KUTIPAN DOKUMEN:
Kamp terletak di Sungho-ri, Propinsi Hwanghae Utara. Kamp baru ini tidak besar, tapi cukup menakutkan bagi pelanggar aturan karantina.
Sebelumnya, Korut mengirim pelanggar aturan karantina ke kamp penjara politik, menuduh mereka melanggar kebijakan Partai Pekerja, dan memperlakukan pelanggar sebagai penjahat khusus yang bersalah atas kejahatan politik.
Sumber Daily NK mengatakan jumlah pelanggar aturan karantina meningkat, dan Korut merasa perlu membangun kamp baru.
Kementerian Sosial saat ini mengelola Kamp 17 di Kaechon dan Kamp 18 di Pukchang, keduanya di Propinsi Pyongan Selatan.
Pihak berwenang Korut juga membuka fasilitas di salah satu tambang yang pernah menjadi Kamp Penjara Politik Hwachon. “Mereka membangun kamp baru dengan menutup tambang, dan menggunakan bahan bangunannya,” kata sumber itu.

TUJUAN TUGAS:
a – Menurut kutipan tentang kamp bagi pelanggar aturan karantina di Korut, di mana kamp baru itu terletak?
b – Teruskan kutipan tentang kamp bagi pelanggar aturan karantina di Korut, mulai setelah kalimat terakhirnya.

BAHAN YANG DIBERIKAN:
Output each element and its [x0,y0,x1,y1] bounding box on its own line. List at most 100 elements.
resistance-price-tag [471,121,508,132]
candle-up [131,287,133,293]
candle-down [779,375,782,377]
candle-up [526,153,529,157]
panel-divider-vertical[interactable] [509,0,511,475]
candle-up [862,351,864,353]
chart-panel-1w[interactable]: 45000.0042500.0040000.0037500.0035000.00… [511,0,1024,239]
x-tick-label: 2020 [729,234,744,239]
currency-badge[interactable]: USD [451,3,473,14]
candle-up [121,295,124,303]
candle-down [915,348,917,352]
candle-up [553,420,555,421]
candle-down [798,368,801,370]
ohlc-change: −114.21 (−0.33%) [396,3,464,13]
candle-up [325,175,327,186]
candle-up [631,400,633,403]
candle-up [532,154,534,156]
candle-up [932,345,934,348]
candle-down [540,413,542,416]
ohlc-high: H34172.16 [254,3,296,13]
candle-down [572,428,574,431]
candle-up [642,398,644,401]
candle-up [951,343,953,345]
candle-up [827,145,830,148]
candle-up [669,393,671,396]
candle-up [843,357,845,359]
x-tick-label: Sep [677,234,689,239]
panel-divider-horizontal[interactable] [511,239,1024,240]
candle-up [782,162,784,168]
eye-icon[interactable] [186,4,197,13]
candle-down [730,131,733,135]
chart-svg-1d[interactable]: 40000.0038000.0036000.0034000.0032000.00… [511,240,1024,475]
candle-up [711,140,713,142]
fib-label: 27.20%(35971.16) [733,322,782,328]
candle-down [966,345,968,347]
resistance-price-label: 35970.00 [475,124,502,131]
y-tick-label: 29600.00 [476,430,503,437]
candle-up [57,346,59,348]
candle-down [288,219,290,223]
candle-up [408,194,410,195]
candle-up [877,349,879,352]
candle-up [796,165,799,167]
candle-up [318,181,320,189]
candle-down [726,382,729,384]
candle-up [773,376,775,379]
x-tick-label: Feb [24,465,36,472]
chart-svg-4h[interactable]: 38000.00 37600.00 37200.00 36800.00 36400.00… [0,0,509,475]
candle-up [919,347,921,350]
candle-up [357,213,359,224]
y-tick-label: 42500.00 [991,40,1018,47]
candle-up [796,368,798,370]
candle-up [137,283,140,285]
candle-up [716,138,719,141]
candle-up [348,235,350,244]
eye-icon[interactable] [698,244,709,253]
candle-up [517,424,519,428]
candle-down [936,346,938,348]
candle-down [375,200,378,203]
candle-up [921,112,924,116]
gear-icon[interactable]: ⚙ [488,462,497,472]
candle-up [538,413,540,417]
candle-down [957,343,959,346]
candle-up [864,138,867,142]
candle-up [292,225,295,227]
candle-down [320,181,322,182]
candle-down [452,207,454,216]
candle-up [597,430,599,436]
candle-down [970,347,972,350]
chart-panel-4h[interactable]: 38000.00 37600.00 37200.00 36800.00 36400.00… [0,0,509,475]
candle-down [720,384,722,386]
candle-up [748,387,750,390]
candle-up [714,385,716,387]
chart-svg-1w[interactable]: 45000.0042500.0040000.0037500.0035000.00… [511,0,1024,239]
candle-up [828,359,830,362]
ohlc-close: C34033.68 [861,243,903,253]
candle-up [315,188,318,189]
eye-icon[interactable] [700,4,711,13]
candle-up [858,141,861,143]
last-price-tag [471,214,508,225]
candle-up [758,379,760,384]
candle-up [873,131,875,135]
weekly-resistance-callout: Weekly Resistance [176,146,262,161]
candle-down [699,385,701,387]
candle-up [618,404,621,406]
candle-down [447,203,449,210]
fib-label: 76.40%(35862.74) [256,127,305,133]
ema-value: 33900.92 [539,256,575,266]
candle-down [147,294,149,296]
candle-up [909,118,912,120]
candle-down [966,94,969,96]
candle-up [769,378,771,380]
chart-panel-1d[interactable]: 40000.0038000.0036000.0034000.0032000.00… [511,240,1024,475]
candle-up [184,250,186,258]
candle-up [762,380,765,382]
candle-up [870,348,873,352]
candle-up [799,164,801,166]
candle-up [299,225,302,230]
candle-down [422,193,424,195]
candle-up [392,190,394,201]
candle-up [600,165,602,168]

JAWABAN TIAP TUGAS:
a – Di Sungho-ri, Propinsi Hwanghae Utara.

b –
Tidak diketahui apakah kamp yang baru dibangun bersifat sementara, atau hanya saat sedemikian banyak pelanggara aturan karantina. Yang pasti, pelanggaran hak asasi manusia terjadi di kamp baru itu.
“Penguni baru terbagi ke dalam beberapa kelompok,” kata sumber itu. “Setiap kelompok beranggotakan tujuh orang.”
Usai menyelesaikan pekerjaan di tambang, setiap orang harus berlari untuk sampai ke barak. Jika pingsan, atau tidak kuat berlari, tahanan harus berlari sepuluh kali lebih jauh.
“Awal Desember, enam dari 53 tahanan baru meninggal dalam sehari,” kata sumber itu. “Mereka masuk kamp karena melanggar aturan karantina dan protokol kesehatan, tapi tidak ada protokol kesehatan di dalam kamp.”